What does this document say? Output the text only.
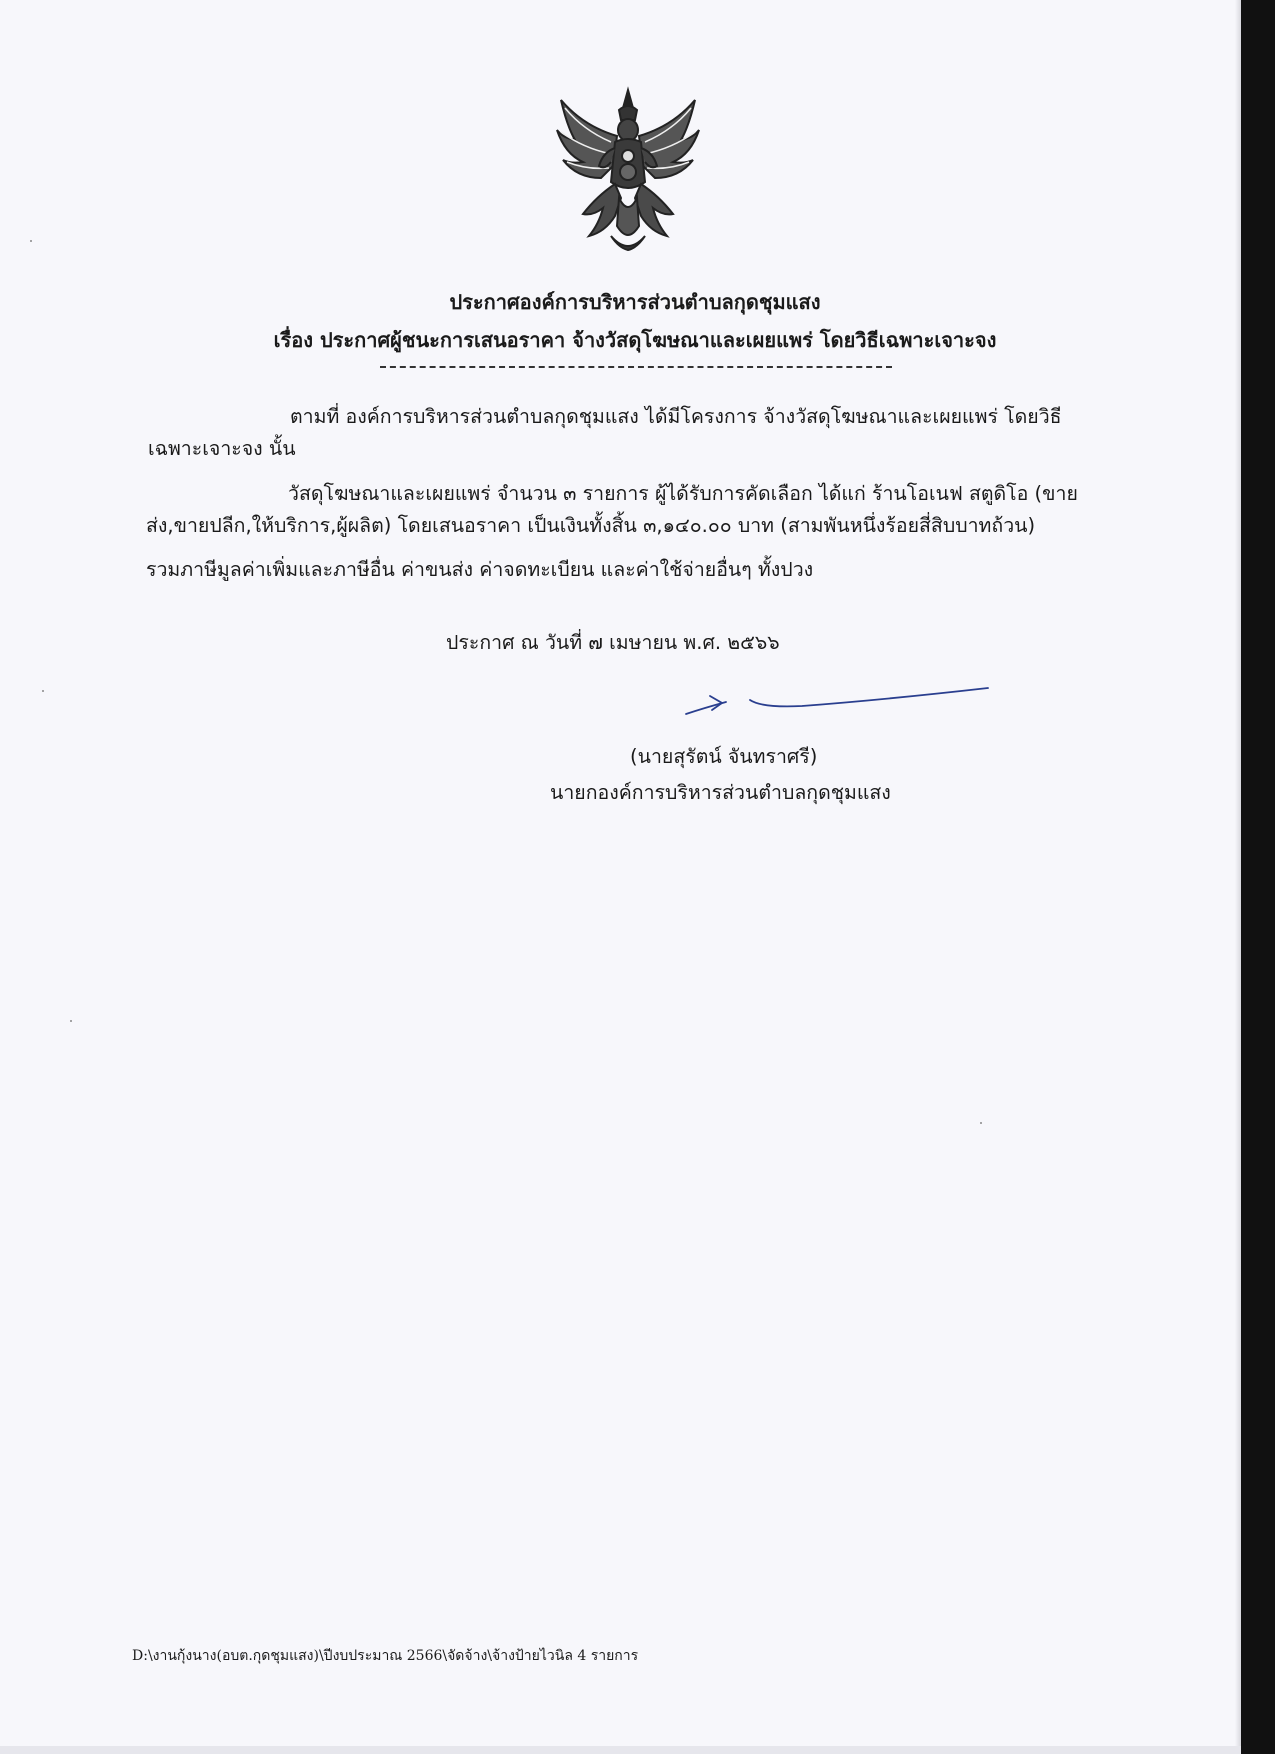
ประกาศองค์การบริหารส่วนตำบลกุดชุมแสง
เรื่อง ประกาศผู้ชนะการเสนอราคา จ้างวัสดุโฆษณาและเผยแพร่ โดยวิธีเฉพาะเจาะจง
ตามที่ องค์การบริหารส่วนตำบลกุดชุมแสง ได้มีโครงการ จ้างวัสดุโฆษณาและเผยแพร่ โดยวิธี
เฉพาะเจาะจง นั้น
วัสดุโฆษณาและเผยแพร่ จำนวน ๓ รายการ ผู้ได้รับการคัดเลือก ได้แก่ ร้านโอเนฟ สตูดิโอ (ขาย
ส่ง,ขายปลีก,ให้บริการ,ผู้ผลิต) โดยเสนอราคา เป็นเงินทั้งสิ้น ๓,๑๔๐.๐๐ บาท (สามพันหนึ่งร้อยสี่สิบบาทถ้วน)
รวมภาษีมูลค่าเพิ่มและภาษีอื่น ค่าขนส่ง ค่าจดทะเบียน และค่าใช้จ่ายอื่นๆ ทั้งปวง
ประกาศ ณ วันที่ ๗ เมษายน พ.ศ. ๒๕๖๖
(นายสุรัตน์ จันทราศรี)
นายกองค์การบริหารส่วนตำบลกุดชุมแสง
D:\งานกุ้งนาง(อบต.กุดชุมแสง)\ปีงบประมาณ 2566\จัดจ้าง\จ้างป้ายไวนิล 4 รายการ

◇ ◇ ◇ ◇

= Task directions =
Filter the records down to the lines that contain the string "โฆษณาและเผยแพร", and copy those lines.

= Written response =
เรื่อง ประกาศผู้ชนะการเสนอราคา จ้างวัสดุโฆษณาและเผยแพร่ โดยวิธีเฉพาะเจาะจง
ตามที่ องค์การบริหารส่วนตำบลกุดชุมแสง ได้มีโครงการ จ้างวัสดุโฆษณาและเผยแพร่ โดยวิธี
วัสดุโฆษณาและเผยแพร่ จำนวน ๓ รายการ ผู้ได้รับการคัดเลือก ได้แก่ ร้านโอเนฟ สตูดิโอ (ขาย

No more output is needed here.